/---

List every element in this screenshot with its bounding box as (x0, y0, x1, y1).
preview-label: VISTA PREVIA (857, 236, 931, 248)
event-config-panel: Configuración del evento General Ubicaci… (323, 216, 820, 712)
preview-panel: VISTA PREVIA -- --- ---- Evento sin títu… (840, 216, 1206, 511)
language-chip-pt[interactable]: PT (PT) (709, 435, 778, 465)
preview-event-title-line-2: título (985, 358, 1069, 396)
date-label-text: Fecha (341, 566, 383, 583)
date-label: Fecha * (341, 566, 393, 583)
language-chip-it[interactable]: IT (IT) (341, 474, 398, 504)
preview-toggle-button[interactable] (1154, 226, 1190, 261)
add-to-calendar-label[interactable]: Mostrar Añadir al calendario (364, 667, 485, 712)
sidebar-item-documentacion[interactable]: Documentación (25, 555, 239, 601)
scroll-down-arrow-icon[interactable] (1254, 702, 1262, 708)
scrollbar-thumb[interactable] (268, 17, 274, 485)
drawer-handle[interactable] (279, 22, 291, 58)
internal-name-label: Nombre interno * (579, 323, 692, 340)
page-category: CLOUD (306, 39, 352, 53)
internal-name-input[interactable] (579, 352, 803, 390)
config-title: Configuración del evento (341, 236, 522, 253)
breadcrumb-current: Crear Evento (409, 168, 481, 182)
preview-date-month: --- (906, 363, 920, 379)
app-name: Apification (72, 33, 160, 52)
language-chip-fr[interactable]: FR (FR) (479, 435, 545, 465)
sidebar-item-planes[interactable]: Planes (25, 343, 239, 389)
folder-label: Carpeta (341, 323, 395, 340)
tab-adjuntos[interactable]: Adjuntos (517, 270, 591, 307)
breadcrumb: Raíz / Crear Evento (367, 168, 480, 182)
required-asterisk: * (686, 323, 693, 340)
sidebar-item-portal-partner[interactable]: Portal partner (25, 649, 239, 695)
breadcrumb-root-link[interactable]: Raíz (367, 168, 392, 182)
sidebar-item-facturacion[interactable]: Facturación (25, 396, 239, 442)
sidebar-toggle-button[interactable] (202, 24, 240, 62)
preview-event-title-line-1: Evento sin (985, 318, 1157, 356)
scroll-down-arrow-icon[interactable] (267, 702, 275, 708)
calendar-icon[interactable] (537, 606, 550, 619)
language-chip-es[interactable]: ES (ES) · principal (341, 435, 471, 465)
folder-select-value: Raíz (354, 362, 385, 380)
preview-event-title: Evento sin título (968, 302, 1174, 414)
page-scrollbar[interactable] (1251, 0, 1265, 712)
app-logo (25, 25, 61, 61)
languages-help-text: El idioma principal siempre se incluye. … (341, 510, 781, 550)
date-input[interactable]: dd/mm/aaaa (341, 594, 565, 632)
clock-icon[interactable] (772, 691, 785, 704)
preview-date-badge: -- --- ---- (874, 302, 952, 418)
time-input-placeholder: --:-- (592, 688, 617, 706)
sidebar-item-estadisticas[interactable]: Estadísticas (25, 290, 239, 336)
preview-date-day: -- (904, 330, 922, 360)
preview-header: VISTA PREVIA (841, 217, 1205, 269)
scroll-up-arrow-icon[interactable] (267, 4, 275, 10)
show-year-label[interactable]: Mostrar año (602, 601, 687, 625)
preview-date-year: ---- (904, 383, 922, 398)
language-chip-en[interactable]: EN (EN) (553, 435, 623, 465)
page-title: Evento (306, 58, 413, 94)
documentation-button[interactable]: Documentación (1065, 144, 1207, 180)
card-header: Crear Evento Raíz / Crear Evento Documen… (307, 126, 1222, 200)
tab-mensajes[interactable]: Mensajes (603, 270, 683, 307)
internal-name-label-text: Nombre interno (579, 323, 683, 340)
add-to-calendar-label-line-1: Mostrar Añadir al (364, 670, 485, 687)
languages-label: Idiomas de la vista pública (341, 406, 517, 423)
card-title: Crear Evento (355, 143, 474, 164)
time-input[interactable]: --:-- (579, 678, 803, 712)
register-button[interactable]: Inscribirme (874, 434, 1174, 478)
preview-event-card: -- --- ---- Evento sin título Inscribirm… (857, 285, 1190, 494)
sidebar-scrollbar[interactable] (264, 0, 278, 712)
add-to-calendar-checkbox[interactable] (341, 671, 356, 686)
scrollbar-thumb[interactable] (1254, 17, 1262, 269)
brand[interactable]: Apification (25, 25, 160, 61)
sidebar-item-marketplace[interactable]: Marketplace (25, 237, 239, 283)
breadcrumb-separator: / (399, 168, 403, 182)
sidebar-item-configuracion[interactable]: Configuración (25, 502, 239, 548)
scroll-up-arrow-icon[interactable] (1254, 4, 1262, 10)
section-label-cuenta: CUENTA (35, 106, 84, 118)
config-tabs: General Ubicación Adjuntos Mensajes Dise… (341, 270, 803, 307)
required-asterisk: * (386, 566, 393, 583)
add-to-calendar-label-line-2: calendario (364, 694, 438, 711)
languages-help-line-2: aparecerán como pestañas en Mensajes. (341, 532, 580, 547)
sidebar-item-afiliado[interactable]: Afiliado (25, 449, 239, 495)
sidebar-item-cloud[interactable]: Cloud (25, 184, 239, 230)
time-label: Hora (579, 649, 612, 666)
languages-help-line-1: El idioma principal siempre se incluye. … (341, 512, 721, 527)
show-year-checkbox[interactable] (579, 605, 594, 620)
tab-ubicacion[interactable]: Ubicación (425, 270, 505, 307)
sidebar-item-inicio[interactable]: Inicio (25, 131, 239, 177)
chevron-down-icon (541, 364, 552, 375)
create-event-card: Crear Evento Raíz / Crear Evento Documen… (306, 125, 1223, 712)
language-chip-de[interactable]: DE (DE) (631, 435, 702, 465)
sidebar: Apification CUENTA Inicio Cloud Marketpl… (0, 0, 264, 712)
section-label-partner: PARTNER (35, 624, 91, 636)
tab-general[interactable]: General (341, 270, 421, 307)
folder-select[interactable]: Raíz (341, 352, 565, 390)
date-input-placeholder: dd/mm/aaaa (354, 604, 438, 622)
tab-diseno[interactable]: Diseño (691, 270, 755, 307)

\---

§ EXERCISE BRIEF
Please recast the entries from the first line up to and including the line with "event-config-panel: Configuración del" as a numbered list, leaving out any blank lines.

§ RESPONSE
1. List every element in this screenshot with its bounding box as (x0, y0, x1, y1).
2. preview-label: VISTA PREVIA (857, 236, 931, 248)
3. event-config-panel: Configuración del evento General Ubicaci… (323, 216, 820, 712)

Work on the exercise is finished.